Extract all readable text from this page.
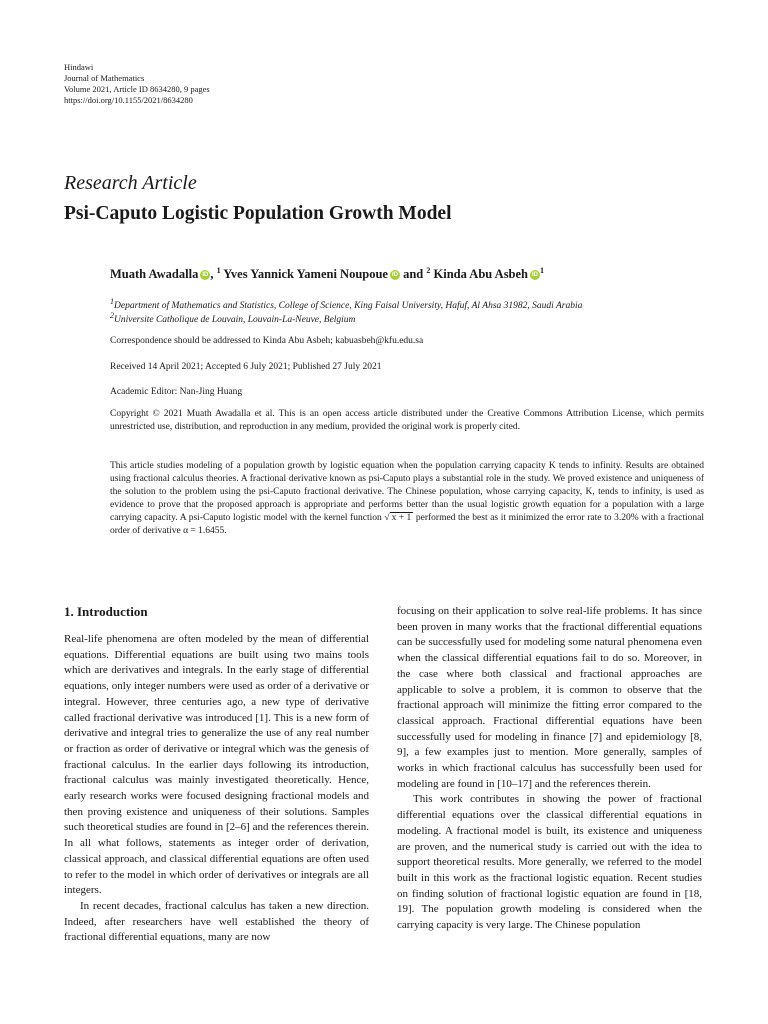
Hindawi
Journal of Mathematics
Volume 2021, Article ID 8634280, 9 pages
https://doi.org/10.1155/2021/8634280
Research Article
Psi-Caputo Logistic Population Growth Model
Muath Awadalla ID , $^1$ Yves Yannick Yameni Noupoue ID and $^2$ Kinda Abu Asbeh $ID^1$
$^1$Department of Mathematics and Statistics, College of Science, King Faisal University, Hafuf, Al Ahsa 31982, Saudi Arabia
$^2$Universite Catholique de Louvain, Louvain-La-Neuve, Belgium
Correspondence should be addressed to Kinda Abu Asbeh; kabuasbeh@kfu.edu.sa
Received 14 April 2021; Accepted 6 July 2021; Published 27 July 2021
Academic Editor: Nan-Jing Huang
Copyright © 2021 Muath Awadalla et al. This is an open access article distributed under the Creative Commons Attribution License, which permits unrestricted use, distribution, and reproduction in any medium, provided the original work is properly cited.
This article studies modeling of a population growth by logistic equation when the population carrying capacity K tends to infinity. Results are obtained using fractional calculus theories. A fractional derivative known as psi-Caputo plays a substantial role in the study. We proved existence and uniqueness of the solution to the problem using the psi-Caputo fractional derivative. The Chinese population, whose carrying capacity, K, tends to infinity, is used as evidence to prove that the proposed approach is appropriate and performs better than the usual logistic growth equation for a population with a large carrying capacity. A psi-Caputo logistic model with the kernel function √ x + 1 performed the best as it minimized the error rate to 3.20% with a fractional order of derivative α = 1.6455.
1. Introduction

Real-life phenomena are often modeled by the mean of differential equations. Differential equations are built using two mains tools which are derivatives and integrals. In the early stage of differential equations, only integer numbers were used as order of a derivative or integral. However, three centuries ago, a new type of derivative called fractional derivative was introduced [1]. This is a new form of derivative and integral tries to generalize the use of any real number or fraction as order of derivative or integral which was the genesis of fractional calculus. In the earlier days following its introduction, fractional calculus was mainly investigated theoretically. Hence, early research works were focused designing fractional models and then proving existence and uniqueness of their solutions. Samples such theoretical studies are found in [2–6] and the references therein. In all what follows, statements as integer order of derivation, classical approach, and classical differential equations are often used to refer to the model in which order of derivatives or integrals are all integers.

In recent decades, fractional calculus has taken a new direction. Indeed, after researchers have well established the theory of fractional differential equations, many are now

focusing on their application to solve real-life problems. It has since been proven in many works that the fractional differential equations can be successfully used for modeling some natural phenomena even when the classical differential equations fail to do so. Moreover, in the case where both classical and fractional approaches are applicable to solve a problem, it is common to observe that the fractional approach will minimize the fitting error compared to the classical approach. Fractional differential equations have been successfully used for modeling in finance [7] and epidemiology [8, 9], a few examples just to mention. More generally, samples of works in which fractional calculus has successfully been used for modeling are found in [10–17] and the references therein.

This work contributes in showing the power of fractional differential equations over the classical differential equations in modeling. A fractional model is built, its existence and uniqueness are proven, and the numerical study is carried out with the idea to support theoretical results. More generally, we referred to the model built in this work as the fractional logistic equation. Recent studies on finding solution of fractional logistic equation are found in [18, 19]. The population growth modeling is considered when the carrying capacity is very large. The Chinese population
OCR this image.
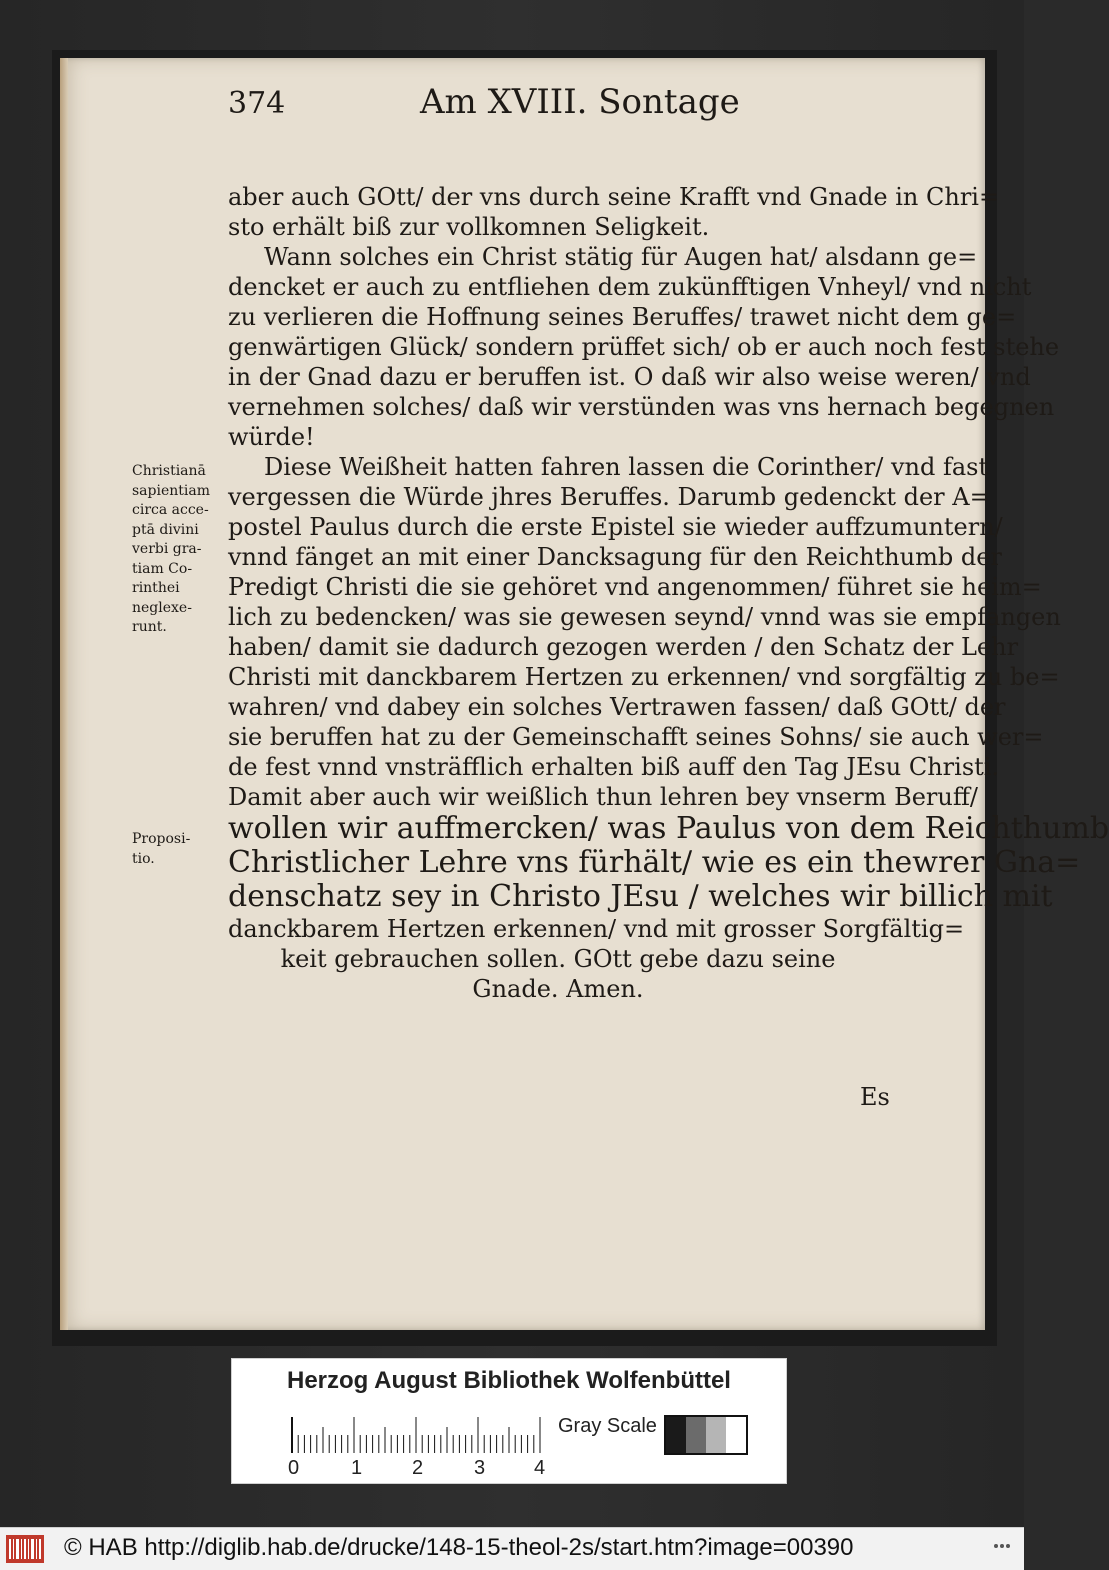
374	Am XVIII. Sontage
aber auch GOtt/ der vns durch seine Krafft vnd Gnade in Chri=
sto erhält biß zur vollkomnen Seligkeit.
Wann solches ein Christ stätig für Augen hat/ alsdann ge=
dencket er auch zu entfliehen dem zukünfftigen Vnheyl/ vnd nicht
zu verlieren die Hoffnung seines Beruffes/ trawet nicht dem ge=
genwärtigen Glück/ sondern prüffet sich/ ob er auch noch fest stehe
in der Gnad dazu er beruffen ist. O daß wir also weise weren/ vnd
vernehmen solches/ daß wir verstünden was vns hernach begegnen
würde!
Diese Weißheit hatten fahren lassen die Corinther/ vnd fast
vergessen die Würde jhres Beruffes. Darumb gedenckt der A=
postel Paulus durch die erste Epistel sie wieder auffzumuntern/
vnnd fänget an mit einer Dancksagung für den Reichthumb der
Predigt Christi die sie gehöret vnd angenommen/ führet sie heim=
lich zu bedencken/ was sie gewesen seynd/ vnnd was sie empfangen
haben/ damit sie dadurch gezogen werden / den Schatz der Lehr
Christi mit danckbarem Hertzen zu erkennen/ vnd sorgfältig zu be=
wahren/ vnd dabey ein solches Vertrawen fassen/ daß GOtt/ der
sie beruffen hat zu der Gemeinschafft seines Sohns/ sie auch wer=
de fest vnnd vnsträfflich erhalten biß auff den Tag JEsu Christi.
Damit aber auch wir weißlich thun lehren bey vnserm Beruff/
wollen wir auffmercken/ was Paulus von dem Reichthumb
Christlicher Lehre vns fürhält/ wie es ein thewrer Gna=
denschatz sey in Christo JEsu / welches wir billich mit
danckbarem Hertzen erkennen/ vnd mit grosser Sorgfältig=
keit gebrauchen sollen. GOtt gebe dazu seine
Gnade. Amen.
Christianā
sapientiam
circa acce-
ptā divini
verbi gra-
tiam Co-
rinthei
neglexe-
runt.
Proposi-
tio.
Es
Herzog August Bibliothek Wolfenbüttel
0	1 2	3 4
Gray Scale
© HAB http://diglib.hab.de/drucke/148-15-theol-2s/start.htm?image=00390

• _TASK INSTRUCTIONS_
Look through the material and find each line that includes "beruffen", then copy it.

• _RESULT OF THIS TASK_
in der Gnad dazu er beruffen ist. O daß wir also weise weren/ vnd
sie beruffen hat zu der Gemeinschafft seines Sohns/ sie auch wer=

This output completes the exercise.